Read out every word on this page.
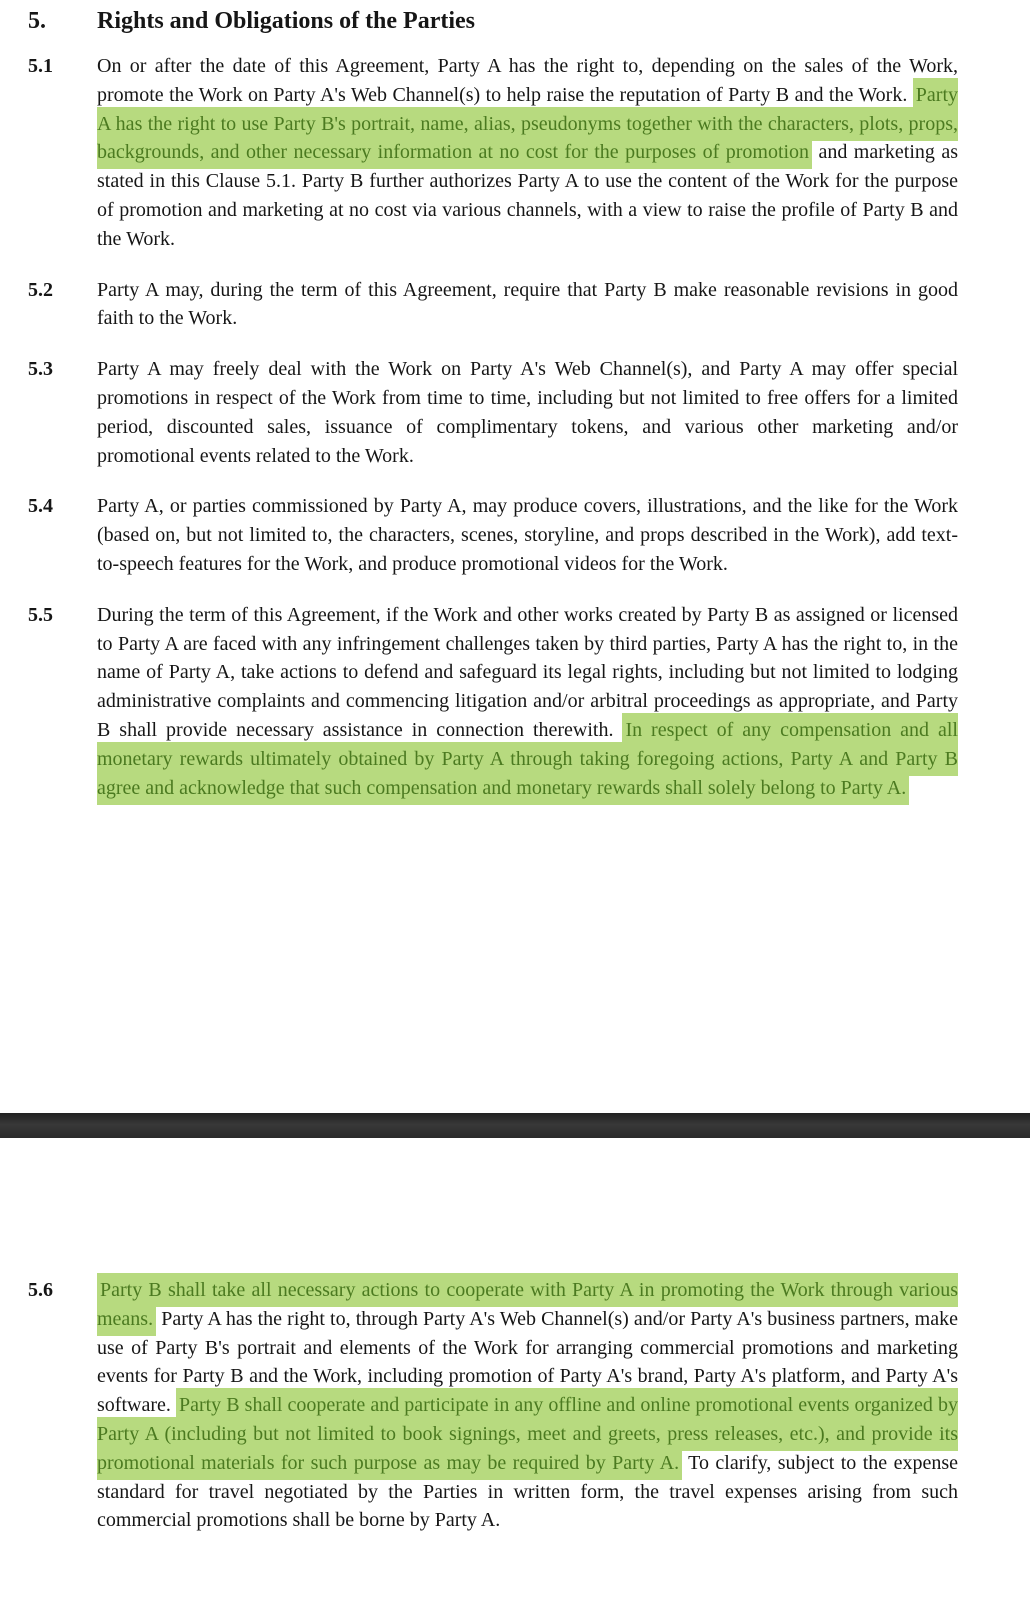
5.	Rights and Obligations of the Parties
5.1	On or after the date of this Agreement, Party A has the right to, depending on the sales of the Work, promote the Work on Party A's Web Channel(s) to help raise the reputation of Party B and the Work. Party A has the right to use Party B's portrait, name, alias, pseudonyms together with the characters, plots, props, backgrounds, and other necessary information at no cost for the purposes of promotion and marketing as stated in this Clause 5.1. Party B further authorizes Party A to use the content of the Work for the purpose of promotion and marketing at no cost via various channels, with a view to raise the profile of Party B and the Work.

5.2	Party A may, during the term of this Agreement, require that Party B make reasonable revisions in good faith to the Work.

5.3	Party A may freely deal with the Work on Party A's Web Channel(s), and Party A may offer special promotions in respect of the Work from time to time, including but not limited to free offers for a limited period, discounted sales, issuance of complimentary tokens, and various other marketing and/or promotional events related to the Work.

5.4	Party A, or parties commissioned by Party A, may produce covers, illustrations, and the like for the Work (based on, but not limited to, the characters, scenes, storyline, and props described in the Work), add text-to-speech features for the Work, and produce promotional videos for the Work.

5.5	During the term of this Agreement, if the Work and other works created by Party B as assigned or licensed to Party A are faced with any infringement challenges taken by third parties, Party A has the right to, in the name of Party A, take actions to defend and safeguard its legal rights, including but not limited to lodging administrative complaints and commencing litigation and/or arbitral proceedings as appropriate, and Party B shall provide necessary assistance in connection therewith. In respect of any compensation and all monetary rewards ultimately obtained by Party A through taking foregoing actions, Party A and Party B agree and acknowledge that such compensation and monetary rewards shall solely belong to Party A.

5.6	Party B shall take all necessary actions to cooperate with Party A in promoting the Work through various means. Party A has the right to, through Party A's Web Channel(s) and/or Party A's business partners, make use of Party B's portrait and elements of the Work for arranging commercial promotions and marketing events for Party B and the Work, including promotion of Party A's brand, Party A's platform, and Party A's software. Party B shall cooperate and participate in any offline and online promotional events organized by Party A (including but not limited to book signings, meet and greets, press releases, etc.), and provide its promotional materials for such purpose as may be required by Party A. To clarify, subject to the expense standard for travel negotiated by the Parties in written form, the travel expenses arising from such commercial promotions shall be borne by Party A.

#### Task objective:
Omit the pictures, then quote the rest of the material above exactly.

#### Output for this exercise:
Read out every word on this page.
5.	Rights and Obligations of the Parties
5.1	On or after the date of this Agreement, Party A has the right to, depending on the sales of the Work, promote the Work on Party A's Web Channel(s) to help raise the reputation of Party B and the Work. Party A has the right to use Party B's portrait, name, alias, pseudonyms together with the characters, plots, props, backgrounds, and other necessary information at no cost for the purposes of promotion and marketing as stated in this Clause 5.1. Party B further authorizes Party A to use the content of the Work for the purpose of promotion and marketing at no cost via various channels, with a view to raise the profile of Party B and the Work.

5.2	Party A may, during the term of this Agreement, require that Party B make reasonable revisions in good faith to the Work.

5.3	Party A may freely deal with the Work on Party A's Web Channel(s), and Party A may offer special promotions in respect of the Work from time to time, including but not limited to free offers for a limited period, discounted sales, issuance of complimentary tokens, and various other marketing and/or promotional events related to the Work.

5.4	Party A, or parties commissioned by Party A, may produce covers, illustrations, and the like for the Work (based on, but not limited to, the characters, scenes, storyline, and props described in the Work), add text-to-speech features for the Work, and produce promotional videos for the Work.

5.5	During the term of this Agreement, if the Work and other works created by Party B as assigned or licensed to Party A are faced with any infringement challenges taken by third parties, Party A has the right to, in the name of Party A, take actions to defend and safeguard its legal rights, including but not limited to lodging administrative complaints and commencing litigation and/or arbitral proceedings as appropriate, and Party B shall provide necessary assistance in connection therewith. In respect of any compensation and all monetary rewards ultimately obtained by Party A through taking foregoing actions, Party A and Party B agree and acknowledge that such compensation and monetary rewards shall solely belong to Party A.

5.6	Party B shall take all necessary actions to cooperate with Party A in promoting the Work through various means. Party A has the right to, through Party A's Web Channel(s) and/or Party A's business partners, make use of Party B's portrait and elements of the Work for arranging commercial promotions and marketing events for Party B and the Work, including promotion of Party A's brand, Party A's platform, and Party A's software. Party B shall cooperate and participate in any offline and online promotional events organized by Party A (including but not limited to book signings, meet and greets, press releases, etc.), and provide its promotional materials for such purpose as may be required by Party A. To clarify, subject to the expense standard for travel negotiated by the Parties in written form, the travel expenses arising from such commercial promotions shall be borne by Party A.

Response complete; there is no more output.